SUPPLIED MATERIAL:
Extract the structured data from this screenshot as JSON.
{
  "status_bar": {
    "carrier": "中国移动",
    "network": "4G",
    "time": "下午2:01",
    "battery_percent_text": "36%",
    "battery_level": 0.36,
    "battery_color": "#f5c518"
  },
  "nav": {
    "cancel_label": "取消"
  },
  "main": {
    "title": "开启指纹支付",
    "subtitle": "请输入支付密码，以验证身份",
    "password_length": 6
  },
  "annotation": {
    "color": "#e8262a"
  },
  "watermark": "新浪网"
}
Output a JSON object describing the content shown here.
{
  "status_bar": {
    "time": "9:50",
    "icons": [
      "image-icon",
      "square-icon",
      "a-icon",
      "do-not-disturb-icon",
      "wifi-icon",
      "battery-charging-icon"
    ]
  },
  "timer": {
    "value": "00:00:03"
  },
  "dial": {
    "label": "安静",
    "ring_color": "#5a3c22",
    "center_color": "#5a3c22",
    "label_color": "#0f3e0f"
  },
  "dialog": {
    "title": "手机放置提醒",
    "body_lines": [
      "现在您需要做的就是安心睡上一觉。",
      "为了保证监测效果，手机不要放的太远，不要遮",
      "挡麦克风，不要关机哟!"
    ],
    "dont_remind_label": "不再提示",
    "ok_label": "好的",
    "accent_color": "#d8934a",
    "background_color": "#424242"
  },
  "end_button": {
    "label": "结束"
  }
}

YOUR TASK: In full and verbatim, repeat the records given above.

WORKED SOLUTION:
Extract the structured data from this screenshot as JSON.
{
  "status_bar": {
    "carrier": "中国移动",
    "network": "4G",
    "time": "下午2:01",
    "battery_percent_text": "36%",
    "battery_level": 0.36,
    "battery_color": "#f5c518"
  },
  "nav": {
    "cancel_label": "取消"
  },
  "main": {
    "title": "开启指纹支付",
    "subtitle": "请输入支付密码，以验证身份",
    "password_length": 6
  },
  "annotation": {
    "color": "#e8262a"
  },
  "watermark": "新浪网"
}
Output a JSON object describing the content shown here.
{
  "status_bar": {
    "time": "9:50",
    "icons": [
      "image-icon",
      "square-icon",
      "a-icon",
      "do-not-disturb-icon",
      "wifi-icon",
      "battery-charging-icon"
    ]
  },
  "timer": {
    "value": "00:00:03"
  },
  "dial": {
    "label": "安静",
    "ring_color": "#5a3c22",
    "center_color": "#5a3c22",
    "label_color": "#0f3e0f"
  },
  "dialog": {
    "title": "手机放置提醒",
    "body_lines": [
      "现在您需要做的就是安心睡上一觉。",
      "为了保证监测效果，手机不要放的太远，不要遮",
      "挡麦克风，不要关机哟!"
    ],
    "dont_remind_label": "不再提示",
    "ok_label": "好的",
    "accent_color": "#d8934a",
    "background_color": "#424242"
  },
  "end_button": {
    "label": "结束"
  }
}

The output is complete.